▶ Stated task: Report every line of the listing below that contains the string "chamber", copying each such line in full. Uppercase and lowercase count as different.

======== Entries shown ========

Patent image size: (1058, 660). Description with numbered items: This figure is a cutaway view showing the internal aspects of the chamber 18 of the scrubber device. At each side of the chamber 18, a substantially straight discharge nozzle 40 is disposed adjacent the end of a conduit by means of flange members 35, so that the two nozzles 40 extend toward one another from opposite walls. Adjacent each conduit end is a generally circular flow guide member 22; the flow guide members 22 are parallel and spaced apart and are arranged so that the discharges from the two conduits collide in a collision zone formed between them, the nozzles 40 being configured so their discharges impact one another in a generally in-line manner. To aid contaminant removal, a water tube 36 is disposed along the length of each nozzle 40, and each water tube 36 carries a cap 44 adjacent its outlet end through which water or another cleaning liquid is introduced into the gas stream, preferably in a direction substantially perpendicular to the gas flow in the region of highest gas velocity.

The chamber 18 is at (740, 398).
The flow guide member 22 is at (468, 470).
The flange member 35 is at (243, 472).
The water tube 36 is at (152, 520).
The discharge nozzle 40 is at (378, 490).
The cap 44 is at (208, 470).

========

▶ Exercise answer:
Patent image size: (1058, 660). Description with numbered items: This figure is a cutaway view showing the internal aspects of the chamber 18 of the scrubber device. At each side of the chamber 18, a substantially straight discharge nozzle 40 is disposed adjacent the end of a conduit by means of flange members 35, so that the two nozzles 40 extend toward one another from opposite walls. Adjacent each conduit end is a generally circular flow guide member 22; the flow guide members 22 are parallel and spaced apart and are arranged so that the discharges from the two conduits collide in a collision zone formed between them, the nozzles 40 being configured so their discharges impact one another in a generally in-line manner. To aid contaminant removal, a water tube 36 is disposed along the length of each nozzle 40, and each water tube 36 carries a cap 44 adjacent its outlet end through which water or another cleaning liquid is introduced into the gas stream, preferably in a direction substantially perpendicular to the gas flow in the region of highest gas velocity.
The chamber 18 is at (740, 398).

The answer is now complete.